▶ What to do: Quote every entry word for word.

▶ The input:
## START

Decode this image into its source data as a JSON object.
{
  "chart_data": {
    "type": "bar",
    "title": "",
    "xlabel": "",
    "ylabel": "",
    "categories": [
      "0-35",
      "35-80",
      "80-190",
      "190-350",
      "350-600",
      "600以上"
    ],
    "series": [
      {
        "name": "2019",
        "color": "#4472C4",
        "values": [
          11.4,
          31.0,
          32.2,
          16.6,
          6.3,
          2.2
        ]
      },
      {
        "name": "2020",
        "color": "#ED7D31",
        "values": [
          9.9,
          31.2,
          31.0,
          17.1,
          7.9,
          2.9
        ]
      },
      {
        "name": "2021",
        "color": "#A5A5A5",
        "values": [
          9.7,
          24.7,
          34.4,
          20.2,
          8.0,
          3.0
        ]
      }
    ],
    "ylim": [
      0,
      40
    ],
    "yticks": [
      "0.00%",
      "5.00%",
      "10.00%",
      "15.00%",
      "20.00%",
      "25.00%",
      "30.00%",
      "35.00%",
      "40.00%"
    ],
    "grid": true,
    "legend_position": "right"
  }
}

## END

▶ Exercise result:
Decode this image into its source data as a JSON object.
{
  "chart_data": {
    "type": "bar",
    "title": "",
    "xlabel": "",
    "ylabel": "",
    "categories": [
      "0-35",
      "35-80",
      "80-190",
      "190-350",
      "350-600",
      "600以上"
    ],
    "series": [
      {
        "name": "2019",
        "color": "#4472C4",
        "values": [
          11.4,
          31.0,
          32.2,
          16.6,
          6.3,
          2.2
        ]
      },
      {
        "name": "2020",
        "color": "#ED7D31",
        "values": [
          9.9,
          31.2,
          31.0,
          17.1,
          7.9,
          2.9
        ]
      },
      {
        "name": "2021",
        "color": "#A5A5A5",
        "values": [
          9.7,
          24.7,
          34.4,
          20.2,
          8.0,
          3.0
        ]
      }
    ],
    "ylim": [
      0,
      40
    ],
    "yticks": [
      "0.00%",
      "5.00%",
      "10.00%",
      "15.00%",
      "20.00%",
      "25.00%",
      "30.00%",
      "35.00%",
      "40.00%"
    ],
    "grid": true,
    "legend_position": "right"
  }
}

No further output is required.